WHAT NEEDS TO BE DONE -
Return all entries word for word, but drop any images.

LISTED RECORDS -
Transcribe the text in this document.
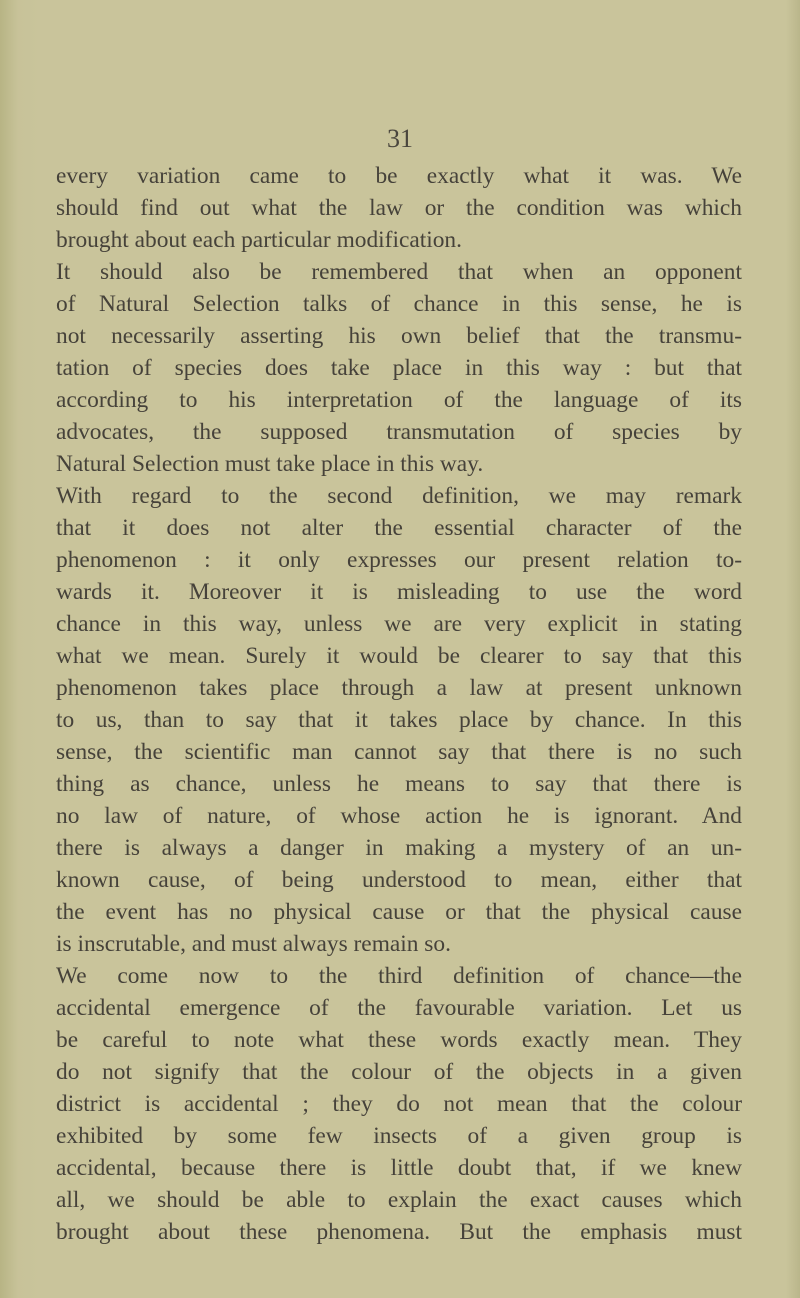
31
every variation came to be exactly what it was. We
should find out what the law or the condition was which
brought about each particular modification.
It should also be remembered that when an opponent
of Natural Selection talks of chance in this sense, he is
not necessarily asserting his own belief that the transmu-
tation of species does take place in this way : but that
according to his interpretation of the language of its
advocates, the supposed transmutation of species by
Natural Selection must take place in this way.
With regard to the second definition, we may remark
that it does not alter the essential character of the
phenomenon : it only expresses our present relation to-
wards it. Moreover it is misleading to use the word
chance in this way, unless we are very explicit in stating
what we mean. Surely it would be clearer to say that this
phenomenon takes place through a law at present unknown
to us, than to say that it takes place by chance. In this
sense, the scientific man cannot say that there is no such
thing as chance, unless he means to say that there is
no law of nature, of whose action he is ignorant. And
there is always a danger in making a mystery of an un-
known cause, of being understood to mean, either that
the event has no physical cause or that the physical cause
is inscrutable, and must always remain so.
We come now to the third definition of chance—the
accidental emergence of the favourable variation. Let us
be careful to note what these words exactly mean. They
do not signify that the colour of the objects in a given
district is accidental ; they do not mean that the colour
exhibited by some few insects of a given group is
accidental, because there is little doubt that, if we knew
all, we should be able to explain the exact causes which
brought about these phenomena. But the emphasis must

SOLUTION TO THIS PROBLEM -
Transcribe the text in this document.
31
every variation came to be exactly what it was. We
should find out what the law or the condition was which
brought about each particular modification.
It should also be remembered that when an opponent
of Natural Selection talks of chance in this sense, he is
not necessarily asserting his own belief that the transmu-
tation of species does take place in this way : but that
according to his interpretation of the language of its
advocates, the supposed transmutation of species by
Natural Selection must take place in this way.
With regard to the second definition, we may remark
that it does not alter the essential character of the
phenomenon : it only expresses our present relation to-
wards it. Moreover it is misleading to use the word
chance in this way, unless we are very explicit in stating
what we mean. Surely it would be clearer to say that this
phenomenon takes place through a law at present unknown
to us, than to say that it takes place by chance. In this
sense, the scientific man cannot say that there is no such
thing as chance, unless he means to say that there is
no law of nature, of whose action he is ignorant. And
there is always a danger in making a mystery of an un-
known cause, of being understood to mean, either that
the event has no physical cause or that the physical cause
is inscrutable, and must always remain so.
We come now to the third definition of chance—the
accidental emergence of the favourable variation. Let us
be careful to note what these words exactly mean. They
do not signify that the colour of the objects in a given
district is accidental ; they do not mean that the colour
exhibited by some few insects of a given group is
accidental, because there is little doubt that, if we knew
all, we should be able to explain the exact causes which
brought about these phenomena. But the emphasis must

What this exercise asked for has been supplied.